::: Data lines :::
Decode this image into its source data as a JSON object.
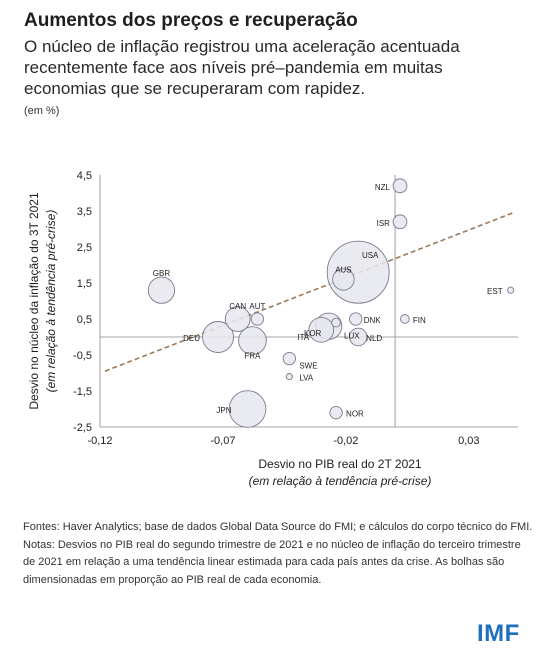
{
  "title": "Aumentos dos preços e recuperação",
  "subtitle": "O núcleo de inflação registrou uma aceleração acentuada recentemente face aos níveis pré–pandemia em muitas economias que se recuperaram com rapidez.",
  "unit": "(em %)",
  "footer": {
    "sources": "Fontes: Haver Analytics; base de dados Global Data Source do FMI; e cálculos do corpo técnico do FMI.",
    "notes": "Notas: Desvios no PIB real do segundo trimestre de 2021 e no núcleo de inflação do terceiro trimestre de 2021 em relação a uma tendência linear estimada para cada país antes da crise. As bolhas são dimensionadas em proporção ao PIB real de cada economia."
  },
  "logo": "IMF",
  "colors": {
    "bubble_fill": "#e6e6ef",
    "bubble_stroke": "#7b7b90",
    "trend_line": "#9b7b5b",
    "axis": "#888888",
    "logo": "#1f6fc0"
  },
  "chart_data": {
    "type": "scatter",
    "xlabel": "Desvio no PIB real do 2T 2021",
    "xlabel_sub": "(em relação à tendência pré-crise)",
    "ylabel": "Desvio no núcleo da inflação do 3T 2021",
    "ylabel_sub": "(em relação à tendência pré-crise)",
    "xlim": [
      -0.12,
      0.05
    ],
    "ylim": [
      -2.5,
      4.5
    ],
    "xticks": [
      -0.12,
      -0.07,
      -0.02,
      0.03
    ],
    "xtick_labels": [
      "-0,12",
      "-0,07",
      "-0,02",
      "0,03"
    ],
    "yticks": [
      4.5,
      3.5,
      2.5,
      1.5,
      0.5,
      -0.5,
      -1.5,
      -2.5
    ],
    "ytick_labels": [
      "4,5",
      "3,5",
      "2,5",
      "1,5",
      "0,5",
      "-0,5",
      "-1,5",
      "-2,5"
    ],
    "trend_line": {
      "x": [
        -0.118,
        0.048
      ],
      "y": [
        -0.95,
        3.45
      ]
    },
    "points": [
      {
        "label": "NZL",
        "x": 0.002,
        "y": 4.2,
        "size": 0.05
      },
      {
        "label": "ISR",
        "x": 0.002,
        "y": 3.2,
        "size": 0.05
      },
      {
        "label": "USA",
        "x": -0.015,
        "y": 1.8,
        "size": 1.0
      },
      {
        "label": "AUS",
        "x": -0.021,
        "y": 1.6,
        "size": 0.12
      },
      {
        "label": "EST",
        "x": 0.047,
        "y": 1.3,
        "size": 0.01
      },
      {
        "label": "GBR",
        "x": -0.095,
        "y": 1.3,
        "size": 0.18
      },
      {
        "label": "FIN",
        "x": 0.004,
        "y": 0.5,
        "size": 0.02
      },
      {
        "label": "DNK",
        "x": -0.016,
        "y": 0.5,
        "size": 0.04
      },
      {
        "label": "CAN",
        "x": -0.064,
        "y": 0.5,
        "size": 0.16
      },
      {
        "label": "AUT",
        "x": -0.056,
        "y": 0.5,
        "size": 0.04
      },
      {
        "label": "NLD",
        "x": -0.015,
        "y": 0.0,
        "size": 0.08
      },
      {
        "label": "DEU",
        "x": -0.072,
        "y": 0.0,
        "size": 0.25
      },
      {
        "label": "FRA",
        "x": -0.058,
        "y": -0.1,
        "size": 0.2
      },
      {
        "label": "ITA",
        "x": -0.03,
        "y": 0.2,
        "size": 0.16
      },
      {
        "label": "KOR",
        "x": -0.027,
        "y": 0.3,
        "size": 0.18
      },
      {
        "label": "LUX",
        "x": -0.024,
        "y": 0.4,
        "size": 0.02
      },
      {
        "label": "SWE",
        "x": -0.043,
        "y": -0.6,
        "size": 0.04
      },
      {
        "label": "LVA",
        "x": -0.043,
        "y": -1.1,
        "size": 0.01
      },
      {
        "label": "JPN",
        "x": -0.06,
        "y": -2.0,
        "size": 0.35
      },
      {
        "label": "NOR",
        "x": -0.024,
        "y": -2.1,
        "size": 0.04
      }
    ]
  }
}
:::
- Written exercise
Every entry above needs to be retyped exactly; drop the pictures.

- Exercise solution
Decode this image into its source data as a JSON object.
{
  "title": "Aumentos dos preços e recuperação",
  "subtitle": "O núcleo de inflação registrou uma aceleração acentuada recentemente face aos níveis pré–pandemia em muitas economias que se recuperaram com rapidez.",
  "unit": "(em %)",
  "footer": {
    "sources": "Fontes: Haver Analytics; base de dados Global Data Source do FMI; e cálculos do corpo técnico do FMI.",
    "notes": "Notas: Desvios no PIB real do segundo trimestre de 2021 e no núcleo de inflação do terceiro trimestre de 2021 em relação a uma tendência linear estimada para cada país antes da crise. As bolhas são dimensionadas em proporção ao PIB real de cada economia."
  },
  "logo": "IMF",
  "colors": {
    "bubble_fill": "#e6e6ef",
    "bubble_stroke": "#7b7b90",
    "trend_line": "#9b7b5b",
    "axis": "#888888",
    "logo": "#1f6fc0"
  },
  "chart_data": {
    "type": "scatter",
    "xlabel": "Desvio no PIB real do 2T 2021",
    "xlabel_sub": "(em relação à tendência pré-crise)",
    "ylabel": "Desvio no núcleo da inflação do 3T 2021",
    "ylabel_sub": "(em relação à tendência pré-crise)",
    "xlim": [
      -0.12,
      0.05
    ],
    "ylim": [
      -2.5,
      4.5
    ],
    "xticks": [
      -0.12,
      -0.07,
      -0.02,
      0.03
    ],
    "xtick_labels": [
      "-0,12",
      "-0,07",
      "-0,02",
      "0,03"
    ],
    "yticks": [
      4.5,
      3.5,
      2.5,
      1.5,
      0.5,
      -0.5,
      -1.5,
      -2.5
    ],
    "ytick_labels": [
      "4,5",
      "3,5",
      "2,5",
      "1,5",
      "0,5",
      "-0,5",
      "-1,5",
      "-2,5"
    ],
    "trend_line": {
      "x": [
        -0.118,
        0.048
      ],
      "y": [
        -0.95,
        3.45
      ]
    },
    "points": [
      {
        "label": "NZL",
        "x": 0.002,
        "y": 4.2,
        "size": 0.05
      },
      {
        "label": "ISR",
        "x": 0.002,
        "y": 3.2,
        "size": 0.05
      },
      {
        "label": "USA",
        "x": -0.015,
        "y": 1.8,
        "size": 1.0
      },
      {
        "label": "AUS",
        "x": -0.021,
        "y": 1.6,
        "size": 0.12
      },
      {
        "label": "EST",
        "x": 0.047,
        "y": 1.3,
        "size": 0.01
      },
      {
        "label": "GBR",
        "x": -0.095,
        "y": 1.3,
        "size": 0.18
      },
      {
        "label": "FIN",
        "x": 0.004,
        "y": 0.5,
        "size": 0.02
      },
      {
        "label": "DNK",
        "x": -0.016,
        "y": 0.5,
        "size": 0.04
      },
      {
        "label": "CAN",
        "x": -0.064,
        "y": 0.5,
        "size": 0.16
      },
      {
        "label": "AUT",
        "x": -0.056,
        "y": 0.5,
        "size": 0.04
      },
      {
        "label": "NLD",
        "x": -0.015,
        "y": 0.0,
        "size": 0.08
      },
      {
        "label": "DEU",
        "x": -0.072,
        "y": 0.0,
        "size": 0.25
      },
      {
        "label": "FRA",
        "x": -0.058,
        "y": -0.1,
        "size": 0.2
      },
      {
        "label": "ITA",
        "x": -0.03,
        "y": 0.2,
        "size": 0.16
      },
      {
        "label": "KOR",
        "x": -0.027,
        "y": 0.3,
        "size": 0.18
      },
      {
        "label": "LUX",
        "x": -0.024,
        "y": 0.4,
        "size": 0.02
      },
      {
        "label": "SWE",
        "x": -0.043,
        "y": -0.6,
        "size": 0.04
      },
      {
        "label": "LVA",
        "x": -0.043,
        "y": -1.1,
        "size": 0.01
      },
      {
        "label": "JPN",
        "x": -0.06,
        "y": -2.0,
        "size": 0.35
      },
      {
        "label": "NOR",
        "x": -0.024,
        "y": -2.1,
        "size": 0.04
      }
    ]
  }
}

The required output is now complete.